EXERCISE BRIEF: Without omitting anything, retype the data that follows.

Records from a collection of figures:
##########

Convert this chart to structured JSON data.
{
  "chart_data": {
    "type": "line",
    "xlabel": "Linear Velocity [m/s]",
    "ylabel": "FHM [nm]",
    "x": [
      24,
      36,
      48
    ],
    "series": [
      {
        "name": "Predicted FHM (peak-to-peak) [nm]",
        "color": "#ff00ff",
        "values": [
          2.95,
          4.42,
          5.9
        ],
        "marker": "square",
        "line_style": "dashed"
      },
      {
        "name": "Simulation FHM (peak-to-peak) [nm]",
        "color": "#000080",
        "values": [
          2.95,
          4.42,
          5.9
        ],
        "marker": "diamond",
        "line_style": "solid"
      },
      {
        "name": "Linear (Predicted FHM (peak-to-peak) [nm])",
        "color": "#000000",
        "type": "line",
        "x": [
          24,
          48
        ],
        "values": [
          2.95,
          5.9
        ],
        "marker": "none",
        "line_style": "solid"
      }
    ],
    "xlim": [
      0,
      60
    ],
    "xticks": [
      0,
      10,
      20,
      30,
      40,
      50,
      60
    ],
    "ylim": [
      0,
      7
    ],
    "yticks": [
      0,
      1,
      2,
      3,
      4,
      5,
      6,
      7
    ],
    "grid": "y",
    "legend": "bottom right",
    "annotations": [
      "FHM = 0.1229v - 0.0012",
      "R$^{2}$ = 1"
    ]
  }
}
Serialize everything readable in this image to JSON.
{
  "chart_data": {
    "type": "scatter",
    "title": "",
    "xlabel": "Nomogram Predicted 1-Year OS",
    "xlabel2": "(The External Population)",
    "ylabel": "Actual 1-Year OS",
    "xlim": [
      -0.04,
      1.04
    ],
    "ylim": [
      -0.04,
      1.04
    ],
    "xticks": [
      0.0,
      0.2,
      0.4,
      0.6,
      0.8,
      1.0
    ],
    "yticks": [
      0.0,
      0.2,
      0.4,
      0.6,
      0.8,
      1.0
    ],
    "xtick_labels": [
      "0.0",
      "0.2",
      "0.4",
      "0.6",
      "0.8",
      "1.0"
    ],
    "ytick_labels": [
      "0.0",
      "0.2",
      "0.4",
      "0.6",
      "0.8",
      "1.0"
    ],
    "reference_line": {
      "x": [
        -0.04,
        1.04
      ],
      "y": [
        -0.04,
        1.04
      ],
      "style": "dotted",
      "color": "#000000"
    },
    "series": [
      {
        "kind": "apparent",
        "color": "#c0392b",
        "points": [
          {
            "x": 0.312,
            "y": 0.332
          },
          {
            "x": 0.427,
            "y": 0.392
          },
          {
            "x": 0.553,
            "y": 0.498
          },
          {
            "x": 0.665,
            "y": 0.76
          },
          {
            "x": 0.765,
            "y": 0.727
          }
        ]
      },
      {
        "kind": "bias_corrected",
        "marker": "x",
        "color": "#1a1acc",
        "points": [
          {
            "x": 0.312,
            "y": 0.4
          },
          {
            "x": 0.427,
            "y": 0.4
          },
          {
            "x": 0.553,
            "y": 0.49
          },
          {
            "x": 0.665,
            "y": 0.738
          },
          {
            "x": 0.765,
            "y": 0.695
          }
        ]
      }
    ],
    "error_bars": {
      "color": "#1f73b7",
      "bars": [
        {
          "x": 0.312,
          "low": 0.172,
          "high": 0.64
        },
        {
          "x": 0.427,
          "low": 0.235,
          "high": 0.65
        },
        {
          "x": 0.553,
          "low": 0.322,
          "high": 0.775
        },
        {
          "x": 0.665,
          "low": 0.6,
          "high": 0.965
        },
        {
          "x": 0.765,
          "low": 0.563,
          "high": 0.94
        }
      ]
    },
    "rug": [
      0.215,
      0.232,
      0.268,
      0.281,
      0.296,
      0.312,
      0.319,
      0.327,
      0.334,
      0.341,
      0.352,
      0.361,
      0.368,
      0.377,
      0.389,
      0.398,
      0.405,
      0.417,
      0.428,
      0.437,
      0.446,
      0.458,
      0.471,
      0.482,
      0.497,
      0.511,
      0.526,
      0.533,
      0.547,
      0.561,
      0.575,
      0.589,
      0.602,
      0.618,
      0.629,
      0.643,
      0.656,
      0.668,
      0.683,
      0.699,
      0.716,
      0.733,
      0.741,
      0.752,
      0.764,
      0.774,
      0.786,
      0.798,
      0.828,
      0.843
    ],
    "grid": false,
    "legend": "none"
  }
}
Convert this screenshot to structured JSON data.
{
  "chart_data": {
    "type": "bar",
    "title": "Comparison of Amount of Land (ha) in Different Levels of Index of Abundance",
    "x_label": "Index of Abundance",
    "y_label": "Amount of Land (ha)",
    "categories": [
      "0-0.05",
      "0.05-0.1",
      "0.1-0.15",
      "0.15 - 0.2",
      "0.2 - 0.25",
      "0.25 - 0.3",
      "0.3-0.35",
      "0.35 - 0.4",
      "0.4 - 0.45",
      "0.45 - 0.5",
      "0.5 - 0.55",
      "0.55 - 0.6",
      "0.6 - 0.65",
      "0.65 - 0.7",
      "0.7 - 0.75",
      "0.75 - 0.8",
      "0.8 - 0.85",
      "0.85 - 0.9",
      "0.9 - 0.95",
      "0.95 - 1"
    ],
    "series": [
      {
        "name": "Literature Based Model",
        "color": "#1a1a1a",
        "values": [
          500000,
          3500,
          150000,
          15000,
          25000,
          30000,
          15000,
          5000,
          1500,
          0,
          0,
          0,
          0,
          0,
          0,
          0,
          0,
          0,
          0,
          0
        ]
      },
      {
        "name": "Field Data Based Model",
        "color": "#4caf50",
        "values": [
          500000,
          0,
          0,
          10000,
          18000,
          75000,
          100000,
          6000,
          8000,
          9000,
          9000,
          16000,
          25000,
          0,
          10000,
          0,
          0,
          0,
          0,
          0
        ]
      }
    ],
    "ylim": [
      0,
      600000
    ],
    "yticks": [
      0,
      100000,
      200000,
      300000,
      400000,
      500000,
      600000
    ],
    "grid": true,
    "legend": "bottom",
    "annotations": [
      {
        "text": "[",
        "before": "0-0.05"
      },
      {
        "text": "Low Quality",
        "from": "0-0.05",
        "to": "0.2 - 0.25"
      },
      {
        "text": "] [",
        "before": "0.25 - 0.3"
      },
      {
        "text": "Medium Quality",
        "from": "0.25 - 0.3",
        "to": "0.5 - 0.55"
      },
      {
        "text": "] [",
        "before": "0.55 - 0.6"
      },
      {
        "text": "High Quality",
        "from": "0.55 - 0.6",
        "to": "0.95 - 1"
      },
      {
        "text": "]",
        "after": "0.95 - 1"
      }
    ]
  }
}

##########

EXERCISE RESPONSE:
Convert this chart to structured JSON data.
{
  "chart_data": {
    "type": "line",
    "xlabel": "Linear Velocity [m/s]",
    "ylabel": "FHM [nm]",
    "x": [
      24,
      36,
      48
    ],
    "series": [
      {
        "name": "Predicted FHM (peak-to-peak) [nm]",
        "color": "#ff00ff",
        "values": [
          2.95,
          4.42,
          5.9
        ],
        "marker": "square",
        "line_style": "dashed"
      },
      {
        "name": "Simulation FHM (peak-to-peak) [nm]",
        "color": "#000080",
        "values": [
          2.95,
          4.42,
          5.9
        ],
        "marker": "diamond",
        "line_style": "solid"
      },
      {
        "name": "Linear (Predicted FHM (peak-to-peak) [nm])",
        "color": "#000000",
        "type": "line",
        "x": [
          24,
          48
        ],
        "values": [
          2.95,
          5.9
        ],
        "marker": "none",
        "line_style": "solid"
      }
    ],
    "xlim": [
      0,
      60
    ],
    "xticks": [
      0,
      10,
      20,
      30,
      40,
      50,
      60
    ],
    "ylim": [
      0,
      7
    ],
    "yticks": [
      0,
      1,
      2,
      3,
      4,
      5,
      6,
      7
    ],
    "grid": "y",
    "legend": "bottom right",
    "annotations": [
      "FHM = 0.1229v - 0.0012",
      "R$^{2}$ = 1"
    ]
  }
}
Serialize everything readable in this image to JSON.
{
  "chart_data": {
    "type": "scatter",
    "title": "",
    "xlabel": "Nomogram Predicted 1-Year OS",
    "xlabel2": "(The External Population)",
    "ylabel": "Actual 1-Year OS",
    "xlim": [
      -0.04,
      1.04
    ],
    "ylim": [
      -0.04,
      1.04
    ],
    "xticks": [
      0.0,
      0.2,
      0.4,
      0.6,
      0.8,
      1.0
    ],
    "yticks": [
      0.0,
      0.2,
      0.4,
      0.6,
      0.8,
      1.0
    ],
    "xtick_labels": [
      "0.0",
      "0.2",
      "0.4",
      "0.6",
      "0.8",
      "1.0"
    ],
    "ytick_labels": [
      "0.0",
      "0.2",
      "0.4",
      "0.6",
      "0.8",
      "1.0"
    ],
    "reference_line": {
      "x": [
        -0.04,
        1.04
      ],
      "y": [
        -0.04,
        1.04
      ],
      "style": "dotted",
      "color": "#000000"
    },
    "series": [
      {
        "kind": "apparent",
        "color": "#c0392b",
        "points": [
          {
            "x": 0.312,
            "y": 0.332
          },
          {
            "x": 0.427,
            "y": 0.392
          },
          {
            "x": 0.553,
            "y": 0.498
          },
          {
            "x": 0.665,
            "y": 0.76
          },
          {
            "x": 0.765,
            "y": 0.727
          }
        ]
      },
      {
        "kind": "bias_corrected",
        "marker": "x",
        "color": "#1a1acc",
        "points": [
          {
            "x": 0.312,
            "y": 0.4
          },
          {
            "x": 0.427,
            "y": 0.4
          },
          {
            "x": 0.553,
            "y": 0.49
          },
          {
            "x": 0.665,
            "y": 0.738
          },
          {
            "x": 0.765,
            "y": 0.695
          }
        ]
      }
    ],
    "error_bars": {
      "color": "#1f73b7",
      "bars": [
        {
          "x": 0.312,
          "low": 0.172,
          "high": 0.64
        },
        {
          "x": 0.427,
          "low": 0.235,
          "high": 0.65
        },
        {
          "x": 0.553,
          "low": 0.322,
          "high": 0.775
        },
        {
          "x": 0.665,
          "low": 0.6,
          "high": 0.965
        },
        {
          "x": 0.765,
          "low": 0.563,
          "high": 0.94
        }
      ]
    },
    "rug": [
      0.215,
      0.232,
      0.268,
      0.281,
      0.296,
      0.312,
      0.319,
      0.327,
      0.334,
      0.341,
      0.352,
      0.361,
      0.368,
      0.377,
      0.389,
      0.398,
      0.405,
      0.417,
      0.428,
      0.437,
      0.446,
      0.458,
      0.471,
      0.482,
      0.497,
      0.511,
      0.526,
      0.533,
      0.547,
      0.561,
      0.575,
      0.589,
      0.602,
      0.618,
      0.629,
      0.643,
      0.656,
      0.668,
      0.683,
      0.699,
      0.716,
      0.733,
      0.741,
      0.752,
      0.764,
      0.774,
      0.786,
      0.798,
      0.828,
      0.843
    ],
    "grid": false,
    "legend": "none"
  }
}
Convert this screenshot to structured JSON data.
{
  "chart_data": {
    "type": "bar",
    "title": "Comparison of Amount of Land (ha) in Different Levels of Index of Abundance",
    "x_label": "Index of Abundance",
    "y_label": "Amount of Land (ha)",
    "categories": [
      "0-0.05",
      "0.05-0.1",
      "0.1-0.15",
      "0.15 - 0.2",
      "0.2 - 0.25",
      "0.25 - 0.3",
      "0.3-0.35",
      "0.35 - 0.4",
      "0.4 - 0.45",
      "0.45 - 0.5",
      "0.5 - 0.55",
      "0.55 - 0.6",
      "0.6 - 0.65",
      "0.65 - 0.7",
      "0.7 - 0.75",
      "0.75 - 0.8",
      "0.8 - 0.85",
      "0.85 - 0.9",
      "0.9 - 0.95",
      "0.95 - 1"
    ],
    "series": [
      {
        "name": "Literature Based Model",
        "color": "#1a1a1a",
        "values": [
          500000,
          3500,
          150000,
          15000,
          25000,
          30000,
          15000,
          5000,
          1500,
          0,
          0,
          0,
          0,
          0,
          0,
          0,
          0,
          0,
          0,
          0
        ]
      },
      {
        "name": "Field Data Based Model",
        "color": "#4caf50",
        "values": [
          500000,
          0,
          0,
          10000,
          18000,
          75000,
          100000,
          6000,
          8000,
          9000,
          9000,
          16000,
          25000,
          0,
          10000,
          0,
          0,
          0,
          0,
          0
        ]
      }
    ],
    "ylim": [
      0,
      600000
    ],
    "yticks": [
      0,
      100000,
      200000,
      300000,
      400000,
      500000,
      600000
    ],
    "grid": true,
    "legend": "bottom",
    "annotations": [
      {
        "text": "[",
        "before": "0-0.05"
      },
      {
        "text": "Low Quality",
        "from": "0-0.05",
        "to": "0.2 - 0.25"
      },
      {
        "text": "] [",
        "before": "0.25 - 0.3"
      },
      {
        "text": "Medium Quality",
        "from": "0.25 - 0.3",
        "to": "0.5 - 0.55"
      },
      {
        "text": "] [",
        "before": "0.55 - 0.6"
      },
      {
        "text": "High Quality",
        "from": "0.55 - 0.6",
        "to": "0.95 - 1"
      },
      {
        "text": "]",
        "after": "0.95 - 1"
      }
    ]
  }
}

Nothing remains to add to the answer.